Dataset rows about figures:
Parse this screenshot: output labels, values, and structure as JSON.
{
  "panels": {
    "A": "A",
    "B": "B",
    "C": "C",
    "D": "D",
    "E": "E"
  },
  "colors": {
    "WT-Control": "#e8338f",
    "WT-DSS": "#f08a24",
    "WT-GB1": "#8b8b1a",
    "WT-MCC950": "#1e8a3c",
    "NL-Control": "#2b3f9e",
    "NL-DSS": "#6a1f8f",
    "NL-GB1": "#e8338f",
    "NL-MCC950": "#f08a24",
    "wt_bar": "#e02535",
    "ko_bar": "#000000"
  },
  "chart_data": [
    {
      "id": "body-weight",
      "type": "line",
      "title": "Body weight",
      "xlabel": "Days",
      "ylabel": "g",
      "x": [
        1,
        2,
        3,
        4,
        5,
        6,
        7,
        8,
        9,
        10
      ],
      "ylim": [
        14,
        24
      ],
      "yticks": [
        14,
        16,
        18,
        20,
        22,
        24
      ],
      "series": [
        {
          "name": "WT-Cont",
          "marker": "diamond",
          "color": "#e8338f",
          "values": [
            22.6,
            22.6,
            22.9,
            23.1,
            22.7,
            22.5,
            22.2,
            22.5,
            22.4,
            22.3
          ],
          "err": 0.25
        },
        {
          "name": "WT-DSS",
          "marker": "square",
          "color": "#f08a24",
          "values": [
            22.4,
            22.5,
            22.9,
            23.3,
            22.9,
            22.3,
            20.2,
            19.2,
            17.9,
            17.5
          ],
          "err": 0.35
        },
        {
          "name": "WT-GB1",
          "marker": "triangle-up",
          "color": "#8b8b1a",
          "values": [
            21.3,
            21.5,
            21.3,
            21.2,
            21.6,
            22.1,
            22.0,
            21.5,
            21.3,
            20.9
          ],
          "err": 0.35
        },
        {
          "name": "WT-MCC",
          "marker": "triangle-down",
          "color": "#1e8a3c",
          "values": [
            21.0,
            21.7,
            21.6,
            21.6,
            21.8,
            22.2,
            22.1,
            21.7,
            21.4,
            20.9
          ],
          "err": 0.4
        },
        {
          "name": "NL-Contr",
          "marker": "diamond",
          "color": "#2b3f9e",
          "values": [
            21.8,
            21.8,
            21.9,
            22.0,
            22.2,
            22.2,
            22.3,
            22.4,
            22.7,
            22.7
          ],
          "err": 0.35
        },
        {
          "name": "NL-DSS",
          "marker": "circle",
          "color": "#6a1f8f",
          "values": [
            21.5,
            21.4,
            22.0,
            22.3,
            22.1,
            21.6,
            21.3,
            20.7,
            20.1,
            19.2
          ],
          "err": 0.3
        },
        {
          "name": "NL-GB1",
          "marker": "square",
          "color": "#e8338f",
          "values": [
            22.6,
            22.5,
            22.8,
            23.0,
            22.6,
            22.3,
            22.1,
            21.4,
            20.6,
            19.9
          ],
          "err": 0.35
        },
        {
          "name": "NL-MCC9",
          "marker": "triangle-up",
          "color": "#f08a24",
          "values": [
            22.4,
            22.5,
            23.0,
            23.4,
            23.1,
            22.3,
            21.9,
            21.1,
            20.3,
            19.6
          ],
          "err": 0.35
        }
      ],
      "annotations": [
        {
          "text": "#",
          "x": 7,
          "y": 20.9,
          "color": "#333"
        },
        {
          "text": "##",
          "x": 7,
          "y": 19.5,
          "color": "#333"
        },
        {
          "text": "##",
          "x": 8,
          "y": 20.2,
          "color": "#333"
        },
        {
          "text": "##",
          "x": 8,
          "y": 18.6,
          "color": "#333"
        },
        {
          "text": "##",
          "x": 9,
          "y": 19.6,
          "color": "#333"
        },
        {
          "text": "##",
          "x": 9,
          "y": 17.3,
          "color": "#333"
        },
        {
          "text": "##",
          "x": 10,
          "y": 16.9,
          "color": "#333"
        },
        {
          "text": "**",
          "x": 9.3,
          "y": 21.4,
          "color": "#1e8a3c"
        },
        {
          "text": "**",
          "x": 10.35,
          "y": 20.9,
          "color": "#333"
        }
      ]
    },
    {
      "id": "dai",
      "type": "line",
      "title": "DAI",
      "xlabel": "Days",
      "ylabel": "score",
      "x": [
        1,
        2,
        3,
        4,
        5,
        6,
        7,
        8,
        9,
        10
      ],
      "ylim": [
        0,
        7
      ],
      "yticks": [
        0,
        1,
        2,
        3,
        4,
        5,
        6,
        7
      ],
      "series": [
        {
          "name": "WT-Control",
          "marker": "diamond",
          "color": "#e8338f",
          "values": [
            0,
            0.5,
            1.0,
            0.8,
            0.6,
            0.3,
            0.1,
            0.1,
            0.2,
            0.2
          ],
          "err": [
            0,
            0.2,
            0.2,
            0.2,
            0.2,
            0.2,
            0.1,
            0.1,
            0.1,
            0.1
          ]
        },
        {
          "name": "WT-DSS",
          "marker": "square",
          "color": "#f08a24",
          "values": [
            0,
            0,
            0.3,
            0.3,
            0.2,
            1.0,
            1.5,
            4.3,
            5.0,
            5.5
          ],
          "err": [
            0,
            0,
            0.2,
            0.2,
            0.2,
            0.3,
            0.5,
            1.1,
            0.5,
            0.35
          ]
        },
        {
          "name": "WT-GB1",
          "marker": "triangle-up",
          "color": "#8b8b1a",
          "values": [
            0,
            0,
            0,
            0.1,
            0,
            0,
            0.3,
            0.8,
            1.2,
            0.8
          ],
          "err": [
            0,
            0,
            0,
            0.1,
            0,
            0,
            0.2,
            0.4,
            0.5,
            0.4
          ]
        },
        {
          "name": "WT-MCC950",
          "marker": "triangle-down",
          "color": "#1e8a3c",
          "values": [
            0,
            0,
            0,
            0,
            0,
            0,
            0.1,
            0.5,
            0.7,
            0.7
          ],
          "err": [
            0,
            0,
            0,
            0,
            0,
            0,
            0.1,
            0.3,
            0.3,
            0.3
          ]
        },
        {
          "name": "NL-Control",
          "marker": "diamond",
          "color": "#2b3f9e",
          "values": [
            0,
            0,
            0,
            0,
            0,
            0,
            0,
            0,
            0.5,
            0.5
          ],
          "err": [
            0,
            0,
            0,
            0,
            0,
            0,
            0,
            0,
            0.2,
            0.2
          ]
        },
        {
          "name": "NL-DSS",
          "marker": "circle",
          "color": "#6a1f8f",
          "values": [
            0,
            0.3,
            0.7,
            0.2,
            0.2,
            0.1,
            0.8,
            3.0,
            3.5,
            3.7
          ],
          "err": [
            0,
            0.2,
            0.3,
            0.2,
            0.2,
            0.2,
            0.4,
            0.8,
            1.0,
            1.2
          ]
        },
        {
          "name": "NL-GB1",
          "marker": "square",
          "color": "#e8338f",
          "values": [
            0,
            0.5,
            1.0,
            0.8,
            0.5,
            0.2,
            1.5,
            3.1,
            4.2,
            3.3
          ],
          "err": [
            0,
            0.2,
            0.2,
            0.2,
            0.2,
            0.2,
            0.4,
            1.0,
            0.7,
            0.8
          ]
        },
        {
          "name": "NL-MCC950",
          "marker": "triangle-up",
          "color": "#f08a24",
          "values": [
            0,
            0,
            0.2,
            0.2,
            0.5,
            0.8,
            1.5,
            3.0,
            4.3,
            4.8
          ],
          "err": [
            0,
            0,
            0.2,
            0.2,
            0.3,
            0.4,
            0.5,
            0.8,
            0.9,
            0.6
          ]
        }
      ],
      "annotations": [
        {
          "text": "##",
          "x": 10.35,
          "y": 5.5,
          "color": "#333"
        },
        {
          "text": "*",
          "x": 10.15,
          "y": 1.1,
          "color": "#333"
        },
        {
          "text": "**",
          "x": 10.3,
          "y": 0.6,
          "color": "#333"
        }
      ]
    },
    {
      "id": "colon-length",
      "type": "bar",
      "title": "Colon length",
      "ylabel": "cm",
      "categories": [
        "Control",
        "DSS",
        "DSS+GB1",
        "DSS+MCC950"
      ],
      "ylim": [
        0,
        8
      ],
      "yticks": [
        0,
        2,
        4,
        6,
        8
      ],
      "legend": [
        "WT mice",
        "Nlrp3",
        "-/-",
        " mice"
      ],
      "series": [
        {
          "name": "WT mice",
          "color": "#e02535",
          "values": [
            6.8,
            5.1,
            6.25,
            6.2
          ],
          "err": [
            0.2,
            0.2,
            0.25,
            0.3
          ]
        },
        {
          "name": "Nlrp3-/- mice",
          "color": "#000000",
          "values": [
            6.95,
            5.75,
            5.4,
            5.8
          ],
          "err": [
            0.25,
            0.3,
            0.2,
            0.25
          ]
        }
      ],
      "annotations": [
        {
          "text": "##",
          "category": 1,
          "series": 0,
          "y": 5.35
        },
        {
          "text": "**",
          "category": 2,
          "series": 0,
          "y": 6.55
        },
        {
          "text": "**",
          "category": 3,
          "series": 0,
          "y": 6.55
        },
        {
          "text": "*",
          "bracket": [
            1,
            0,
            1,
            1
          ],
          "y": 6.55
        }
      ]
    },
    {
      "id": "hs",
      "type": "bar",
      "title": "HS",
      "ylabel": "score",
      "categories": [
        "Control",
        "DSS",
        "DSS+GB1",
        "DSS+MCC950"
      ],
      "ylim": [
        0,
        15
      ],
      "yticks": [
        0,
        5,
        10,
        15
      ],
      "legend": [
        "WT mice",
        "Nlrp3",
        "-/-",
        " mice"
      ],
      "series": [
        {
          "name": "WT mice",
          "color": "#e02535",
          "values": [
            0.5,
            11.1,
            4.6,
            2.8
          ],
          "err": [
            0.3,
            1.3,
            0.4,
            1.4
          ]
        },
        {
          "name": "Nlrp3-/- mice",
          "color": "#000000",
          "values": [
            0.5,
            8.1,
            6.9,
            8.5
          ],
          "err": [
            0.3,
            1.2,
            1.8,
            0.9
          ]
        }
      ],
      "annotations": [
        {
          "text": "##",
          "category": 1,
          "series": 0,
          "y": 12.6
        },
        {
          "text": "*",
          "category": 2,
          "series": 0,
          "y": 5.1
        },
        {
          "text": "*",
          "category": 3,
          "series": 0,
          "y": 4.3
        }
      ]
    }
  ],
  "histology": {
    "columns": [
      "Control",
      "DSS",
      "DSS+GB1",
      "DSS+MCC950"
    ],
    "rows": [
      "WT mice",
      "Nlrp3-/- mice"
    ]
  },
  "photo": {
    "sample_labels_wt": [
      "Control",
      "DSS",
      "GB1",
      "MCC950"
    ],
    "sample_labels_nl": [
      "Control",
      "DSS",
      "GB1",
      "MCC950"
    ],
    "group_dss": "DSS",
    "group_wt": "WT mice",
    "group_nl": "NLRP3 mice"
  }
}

YOUR OBJECTIVE:
Of the lines above, how many hold the word "title"? Say the number alone.

SOLUTION TO THIS PROBLEM:
4